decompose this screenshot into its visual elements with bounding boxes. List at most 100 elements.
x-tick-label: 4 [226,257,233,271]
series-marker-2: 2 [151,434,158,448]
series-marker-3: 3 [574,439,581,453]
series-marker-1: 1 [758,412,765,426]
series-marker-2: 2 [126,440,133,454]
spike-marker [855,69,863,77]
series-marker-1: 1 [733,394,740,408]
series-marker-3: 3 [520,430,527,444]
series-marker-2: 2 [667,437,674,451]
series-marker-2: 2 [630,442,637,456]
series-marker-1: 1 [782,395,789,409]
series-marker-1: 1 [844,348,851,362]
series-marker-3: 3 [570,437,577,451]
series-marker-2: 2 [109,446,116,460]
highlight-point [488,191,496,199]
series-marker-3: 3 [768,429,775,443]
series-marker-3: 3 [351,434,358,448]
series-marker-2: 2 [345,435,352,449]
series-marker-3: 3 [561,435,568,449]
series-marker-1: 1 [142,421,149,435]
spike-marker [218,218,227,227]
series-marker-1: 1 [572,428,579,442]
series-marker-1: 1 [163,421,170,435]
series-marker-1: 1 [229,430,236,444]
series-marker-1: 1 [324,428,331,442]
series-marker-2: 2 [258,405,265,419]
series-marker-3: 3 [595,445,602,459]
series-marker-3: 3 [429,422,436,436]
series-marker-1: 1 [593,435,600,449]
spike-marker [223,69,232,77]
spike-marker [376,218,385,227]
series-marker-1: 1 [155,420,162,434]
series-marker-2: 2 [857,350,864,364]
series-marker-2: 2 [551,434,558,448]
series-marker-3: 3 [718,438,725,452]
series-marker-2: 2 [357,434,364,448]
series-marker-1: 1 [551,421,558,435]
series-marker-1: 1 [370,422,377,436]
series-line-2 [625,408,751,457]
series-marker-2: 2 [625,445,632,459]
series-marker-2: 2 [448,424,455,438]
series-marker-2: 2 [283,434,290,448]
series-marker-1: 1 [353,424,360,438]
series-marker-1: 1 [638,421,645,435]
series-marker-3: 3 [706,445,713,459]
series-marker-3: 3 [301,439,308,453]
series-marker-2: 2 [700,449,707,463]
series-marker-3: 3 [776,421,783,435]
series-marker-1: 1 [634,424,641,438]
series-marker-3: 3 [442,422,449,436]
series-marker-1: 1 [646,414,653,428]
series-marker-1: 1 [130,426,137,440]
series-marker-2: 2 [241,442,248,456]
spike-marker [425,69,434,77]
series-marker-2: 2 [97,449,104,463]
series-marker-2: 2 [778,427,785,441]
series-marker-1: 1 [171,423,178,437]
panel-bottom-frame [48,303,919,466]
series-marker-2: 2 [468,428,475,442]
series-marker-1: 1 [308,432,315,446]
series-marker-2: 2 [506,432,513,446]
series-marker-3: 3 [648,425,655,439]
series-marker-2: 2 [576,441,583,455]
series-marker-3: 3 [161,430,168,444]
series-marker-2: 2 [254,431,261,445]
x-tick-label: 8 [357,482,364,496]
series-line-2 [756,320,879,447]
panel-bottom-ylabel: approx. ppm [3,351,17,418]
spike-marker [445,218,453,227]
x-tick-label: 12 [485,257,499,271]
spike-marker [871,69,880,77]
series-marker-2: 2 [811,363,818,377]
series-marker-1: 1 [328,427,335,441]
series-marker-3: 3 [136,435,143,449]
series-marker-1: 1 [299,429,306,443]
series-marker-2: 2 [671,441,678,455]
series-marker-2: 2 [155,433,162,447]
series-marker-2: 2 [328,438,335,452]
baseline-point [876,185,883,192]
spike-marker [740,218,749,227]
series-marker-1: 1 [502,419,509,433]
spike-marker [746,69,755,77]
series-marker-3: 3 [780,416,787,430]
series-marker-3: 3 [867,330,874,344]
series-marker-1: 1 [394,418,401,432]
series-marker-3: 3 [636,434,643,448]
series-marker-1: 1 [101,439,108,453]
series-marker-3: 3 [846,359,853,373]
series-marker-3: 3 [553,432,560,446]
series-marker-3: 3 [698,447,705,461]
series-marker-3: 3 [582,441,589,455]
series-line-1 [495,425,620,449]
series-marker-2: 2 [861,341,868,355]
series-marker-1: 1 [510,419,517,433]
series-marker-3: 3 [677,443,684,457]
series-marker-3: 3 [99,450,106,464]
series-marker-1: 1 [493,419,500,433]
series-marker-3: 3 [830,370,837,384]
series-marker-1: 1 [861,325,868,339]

**PROBLEM TO WORK ON**
Can you give all the items above again, changing every "spike-marker" to "peak-marker" and leaving everything else unchanged?

**FULL RESPONSE**
decompose this screenshot into its visual elements with bounding boxes. List at most 100 elements.
x-tick-label: 4 [226,257,233,271]
series-marker-2: 2 [151,434,158,448]
series-marker-3: 3 [574,439,581,453]
series-marker-1: 1 [758,412,765,426]
series-marker-2: 2 [126,440,133,454]
peak-marker [855,69,863,77]
series-marker-1: 1 [733,394,740,408]
series-marker-3: 3 [520,430,527,444]
series-marker-2: 2 [667,437,674,451]
series-marker-2: 2 [630,442,637,456]
series-marker-1: 1 [782,395,789,409]
series-marker-1: 1 [844,348,851,362]
series-marker-3: 3 [570,437,577,451]
series-marker-2: 2 [109,446,116,460]
highlight-point [488,191,496,199]
series-marker-3: 3 [768,429,775,443]
series-marker-3: 3 [351,434,358,448]
series-marker-2: 2 [345,435,352,449]
series-marker-3: 3 [561,435,568,449]
series-marker-1: 1 [142,421,149,435]
peak-marker [218,218,227,227]
series-marker-1: 1 [572,428,579,442]
series-marker-1: 1 [163,421,170,435]
series-marker-1: 1 [229,430,236,444]
series-marker-1: 1 [324,428,331,442]
series-marker-2: 2 [258,405,265,419]
series-marker-3: 3 [595,445,602,459]
series-marker-3: 3 [429,422,436,436]
series-marker-1: 1 [593,435,600,449]
peak-marker [223,69,232,77]
peak-marker [376,218,385,227]
series-marker-1: 1 [155,420,162,434]
series-marker-2: 2 [857,350,864,364]
series-marker-2: 2 [551,434,558,448]
series-marker-3: 3 [718,438,725,452]
series-marker-2: 2 [357,434,364,448]
series-marker-1: 1 [551,421,558,435]
series-marker-1: 1 [370,422,377,436]
series-line-2 [625,408,751,457]
series-marker-2: 2 [625,445,632,459]
series-marker-2: 2 [448,424,455,438]
series-marker-2: 2 [283,434,290,448]
series-marker-1: 1 [353,424,360,438]
series-marker-1: 1 [638,421,645,435]
series-marker-3: 3 [706,445,713,459]
series-marker-3: 3 [301,439,308,453]
series-marker-2: 2 [700,449,707,463]
series-marker-3: 3 [776,421,783,435]
series-marker-1: 1 [634,424,641,438]
series-marker-3: 3 [442,422,449,436]
series-marker-1: 1 [646,414,653,428]
series-marker-1: 1 [130,426,137,440]
series-marker-2: 2 [241,442,248,456]
peak-marker [425,69,434,77]
series-marker-2: 2 [97,449,104,463]
series-marker-2: 2 [778,427,785,441]
series-marker-1: 1 [171,423,178,437]
panel-bottom-frame [48,303,919,466]
series-marker-2: 2 [468,428,475,442]
series-marker-1: 1 [308,432,315,446]
series-marker-2: 2 [506,432,513,446]
series-marker-3: 3 [648,425,655,439]
series-marker-2: 2 [576,441,583,455]
series-marker-3: 3 [161,430,168,444]
series-marker-2: 2 [254,431,261,445]
x-tick-label: 8 [357,482,364,496]
series-line-2 [756,320,879,447]
panel-bottom-ylabel: approx. ppm [3,351,17,418]
peak-marker [445,218,453,227]
x-tick-label: 12 [485,257,499,271]
peak-marker [871,69,880,77]
series-marker-2: 2 [811,363,818,377]
series-marker-1: 1 [328,427,335,441]
series-marker-3: 3 [136,435,143,449]
series-marker-1: 1 [299,429,306,443]
series-marker-2: 2 [671,441,678,455]
series-marker-2: 2 [155,433,162,447]
series-marker-2: 2 [328,438,335,452]
baseline-point [876,185,883,192]
peak-marker [740,218,749,227]
series-marker-1: 1 [502,419,509,433]
peak-marker [746,69,755,77]
series-marker-3: 3 [780,416,787,430]
series-marker-3: 3 [867,330,874,344]
series-marker-1: 1 [394,418,401,432]
series-marker-3: 3 [636,434,643,448]
series-marker-1: 1 [101,439,108,453]
series-marker-3: 3 [846,359,853,373]
series-marker-3: 3 [553,432,560,446]
series-marker-3: 3 [698,447,705,461]
series-marker-3: 3 [582,441,589,455]
series-line-1 [495,425,620,449]
series-marker-2: 2 [861,341,868,355]
series-marker-1: 1 [510,419,517,433]
series-marker-3: 3 [677,443,684,457]
series-marker-3: 3 [99,450,106,464]
series-marker-1: 1 [493,419,500,433]
series-marker-3: 3 [830,370,837,384]
series-marker-1: 1 [861,325,868,339]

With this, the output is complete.